— GIVEN ENTRIES —

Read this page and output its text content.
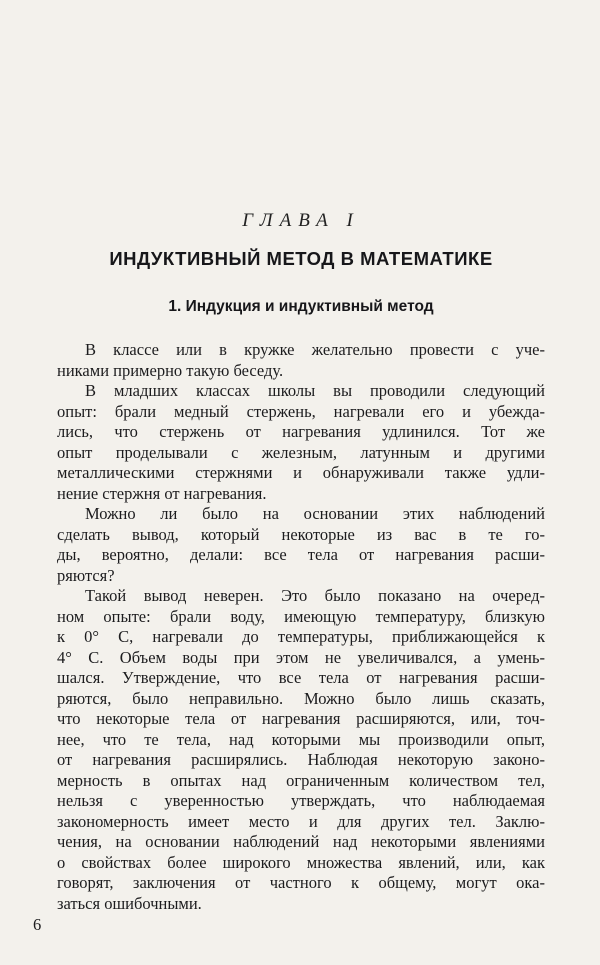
ГЛАВА I
ИНДУКТИВНЫЙ МЕТОД В МАТЕМАТИКЕ
1. Индукция и индуктивный метод
В классе или в кружке желательно провести с уче-
никами примерно такую беседу.
В младших классах школы вы проводили следующий
опыт: брали медный стержень, нагревали его и убежда-
лись, что стержень от нагревания удлинился. Тот же
опыт проделывали с железным, латунным и другими
металлическими стержнями и обнаруживали также удли-
нение стержня от нагревания.
Можно ли было на основании этих наблюдений
сделать вывод, который некоторые из вас в те го-
ды, вероятно, делали: все тела от нагревания расши-
ряются?
Такой вывод неверен. Это было показано на очеред-
ном опыте: брали воду, имеющую температуру, близкую
к 0° С, нагревали до температуры, приближающейся к
4° С. Объем воды при этом не увеличивался, а умень-
шался. Утверждение, что все тела от нагревания расши-
ряются, было неправильно. Можно было лишь сказать,
что некоторые тела от нагревания расширяются, или, точ-
нее, что те тела, над которыми мы производили опыт,
от нагревания расширялись. Наблюдая некоторую законо-
мерность в опытах над ограниченным количеством тел,
нельзя с уверенностью утверждать, что наблюдаемая
закономерность имеет место и для других тел. Заклю-
чения, на основании наблюдений над некоторыми явлениями
о свойствах более широкого множества явлений, или, как
говорят, заключения от частного к общему, могут ока-
заться ошибочными.
6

— DIRECTION —
Only the number is wanted: how many lines in the data include the string "нагревали"?

— TASK ANSWER —
2